• Task details:
Extract all records. Keep each one exact.
──────────
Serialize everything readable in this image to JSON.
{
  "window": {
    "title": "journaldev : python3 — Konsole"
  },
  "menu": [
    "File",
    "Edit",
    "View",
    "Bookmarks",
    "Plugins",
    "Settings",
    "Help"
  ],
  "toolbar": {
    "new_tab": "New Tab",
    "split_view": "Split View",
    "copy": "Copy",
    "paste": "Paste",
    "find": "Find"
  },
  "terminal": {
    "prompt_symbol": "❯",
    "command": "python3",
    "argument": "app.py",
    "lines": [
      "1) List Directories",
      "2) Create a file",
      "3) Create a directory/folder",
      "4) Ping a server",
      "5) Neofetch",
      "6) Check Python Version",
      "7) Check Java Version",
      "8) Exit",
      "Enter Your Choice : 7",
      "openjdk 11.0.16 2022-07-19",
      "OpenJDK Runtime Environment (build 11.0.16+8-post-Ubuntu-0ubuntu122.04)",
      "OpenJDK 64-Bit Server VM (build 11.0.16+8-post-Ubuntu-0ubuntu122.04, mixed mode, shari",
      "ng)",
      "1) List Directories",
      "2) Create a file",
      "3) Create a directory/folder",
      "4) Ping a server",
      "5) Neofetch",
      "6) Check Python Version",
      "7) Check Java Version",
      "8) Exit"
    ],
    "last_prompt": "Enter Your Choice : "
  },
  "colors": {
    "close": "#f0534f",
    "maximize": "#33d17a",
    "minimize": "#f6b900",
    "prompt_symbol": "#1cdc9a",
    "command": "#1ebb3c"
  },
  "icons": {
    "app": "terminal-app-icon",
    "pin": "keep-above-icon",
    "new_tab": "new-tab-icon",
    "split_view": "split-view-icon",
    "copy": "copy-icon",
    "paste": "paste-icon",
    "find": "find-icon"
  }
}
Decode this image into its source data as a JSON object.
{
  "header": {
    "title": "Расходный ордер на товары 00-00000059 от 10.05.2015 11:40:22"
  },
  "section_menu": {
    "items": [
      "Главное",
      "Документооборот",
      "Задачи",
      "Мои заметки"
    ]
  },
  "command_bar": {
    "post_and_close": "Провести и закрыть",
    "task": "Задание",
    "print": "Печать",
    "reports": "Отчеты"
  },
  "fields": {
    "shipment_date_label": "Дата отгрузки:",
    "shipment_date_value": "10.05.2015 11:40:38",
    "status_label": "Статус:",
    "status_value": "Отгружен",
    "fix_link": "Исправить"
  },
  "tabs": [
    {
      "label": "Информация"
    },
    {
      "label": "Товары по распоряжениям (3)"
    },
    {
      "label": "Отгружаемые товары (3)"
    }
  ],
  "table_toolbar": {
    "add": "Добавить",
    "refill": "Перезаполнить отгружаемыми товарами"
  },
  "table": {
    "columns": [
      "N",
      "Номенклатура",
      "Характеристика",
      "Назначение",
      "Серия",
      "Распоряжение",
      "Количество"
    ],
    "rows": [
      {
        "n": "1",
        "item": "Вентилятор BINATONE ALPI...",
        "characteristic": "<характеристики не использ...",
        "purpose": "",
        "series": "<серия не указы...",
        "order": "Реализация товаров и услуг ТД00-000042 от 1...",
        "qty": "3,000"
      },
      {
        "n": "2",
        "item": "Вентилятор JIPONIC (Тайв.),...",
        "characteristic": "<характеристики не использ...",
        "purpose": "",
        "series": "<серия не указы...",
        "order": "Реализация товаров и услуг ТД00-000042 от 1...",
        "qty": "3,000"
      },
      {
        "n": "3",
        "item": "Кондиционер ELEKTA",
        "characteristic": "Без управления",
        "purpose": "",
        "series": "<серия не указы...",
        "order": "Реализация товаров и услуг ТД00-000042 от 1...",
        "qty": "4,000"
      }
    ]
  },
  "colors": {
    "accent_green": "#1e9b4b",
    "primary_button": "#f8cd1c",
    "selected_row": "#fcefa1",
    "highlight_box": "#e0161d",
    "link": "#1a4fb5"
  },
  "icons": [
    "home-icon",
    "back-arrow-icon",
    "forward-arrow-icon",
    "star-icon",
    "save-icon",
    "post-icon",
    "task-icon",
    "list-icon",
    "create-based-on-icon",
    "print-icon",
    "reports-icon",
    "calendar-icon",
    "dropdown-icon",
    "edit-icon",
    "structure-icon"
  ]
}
──────────
• Output of the exercise:
Serialize everything readable in this image to JSON.
{
  "window": {
    "title": "journaldev : python3 — Konsole"
  },
  "menu": [
    "File",
    "Edit",
    "View",
    "Bookmarks",
    "Plugins",
    "Settings",
    "Help"
  ],
  "toolbar": {
    "new_tab": "New Tab",
    "split_view": "Split View",
    "copy": "Copy",
    "paste": "Paste",
    "find": "Find"
  },
  "terminal": {
    "prompt_symbol": "❯",
    "command": "python3",
    "argument": "app.py",
    "lines": [
      "1) List Directories",
      "2) Create a file",
      "3) Create a directory/folder",
      "4) Ping a server",
      "5) Neofetch",
      "6) Check Python Version",
      "7) Check Java Version",
      "8) Exit",
      "Enter Your Choice : 7",
      "openjdk 11.0.16 2022-07-19",
      "OpenJDK Runtime Environment (build 11.0.16+8-post-Ubuntu-0ubuntu122.04)",
      "OpenJDK 64-Bit Server VM (build 11.0.16+8-post-Ubuntu-0ubuntu122.04, mixed mode, shari",
      "ng)",
      "1) List Directories",
      "2) Create a file",
      "3) Create a directory/folder",
      "4) Ping a server",
      "5) Neofetch",
      "6) Check Python Version",
      "7) Check Java Version",
      "8) Exit"
    ],
    "last_prompt": "Enter Your Choice : "
  },
  "colors": {
    "close": "#f0534f",
    "maximize": "#33d17a",
    "minimize": "#f6b900",
    "prompt_symbol": "#1cdc9a",
    "command": "#1ebb3c"
  },
  "icons": {
    "app": "terminal-app-icon",
    "pin": "keep-above-icon",
    "new_tab": "new-tab-icon",
    "split_view": "split-view-icon",
    "copy": "copy-icon",
    "paste": "paste-icon",
    "find": "find-icon"
  }
}
Decode this image into its source data as a JSON object.
{
  "header": {
    "title": "Расходный ордер на товары 00-00000059 от 10.05.2015 11:40:22"
  },
  "section_menu": {
    "items": [
      "Главное",
      "Документооборот",
      "Задачи",
      "Мои заметки"
    ]
  },
  "command_bar": {
    "post_and_close": "Провести и закрыть",
    "task": "Задание",
    "print": "Печать",
    "reports": "Отчеты"
  },
  "fields": {
    "shipment_date_label": "Дата отгрузки:",
    "shipment_date_value": "10.05.2015 11:40:38",
    "status_label": "Статус:",
    "status_value": "Отгружен",
    "fix_link": "Исправить"
  },
  "tabs": [
    {
      "label": "Информация"
    },
    {
      "label": "Товары по распоряжениям (3)"
    },
    {
      "label": "Отгружаемые товары (3)"
    }
  ],
  "table_toolbar": {
    "add": "Добавить",
    "refill": "Перезаполнить отгружаемыми товарами"
  },
  "table": {
    "columns": [
      "N",
      "Номенклатура",
      "Характеристика",
      "Назначение",
      "Серия",
      "Распоряжение",
      "Количество"
    ],
    "rows": [
      {
        "n": "1",
        "item": "Вентилятор BINATONE ALPI...",
        "characteristic": "<характеристики не использ...",
        "purpose": "",
        "series": "<серия не указы...",
        "order": "Реализация товаров и услуг ТД00-000042 от 1...",
        "qty": "3,000"
      },
      {
        "n": "2",
        "item": "Вентилятор JIPONIC (Тайв.),...",
        "characteristic": "<характеристики не использ...",
        "purpose": "",
        "series": "<серия не указы...",
        "order": "Реализация товаров и услуг ТД00-000042 от 1...",
        "qty": "3,000"
      },
      {
        "n": "3",
        "item": "Кондиционер ELEKTA",
        "characteristic": "Без управления",
        "purpose": "",
        "series": "<серия не указы...",
        "order": "Реализация товаров и услуг ТД00-000042 от 1...",
        "qty": "4,000"
      }
    ]
  },
  "colors": {
    "accent_green": "#1e9b4b",
    "primary_button": "#f8cd1c",
    "selected_row": "#fcefa1",
    "highlight_box": "#e0161d",
    "link": "#1a4fb5"
  },
  "icons": [
    "home-icon",
    "back-arrow-icon",
    "forward-arrow-icon",
    "star-icon",
    "save-icon",
    "post-icon",
    "task-icon",
    "list-icon",
    "create-based-on-icon",
    "print-icon",
    "reports-icon",
    "calendar-icon",
    "dropdown-icon",
    "edit-icon",
    "structure-icon"
  ]
}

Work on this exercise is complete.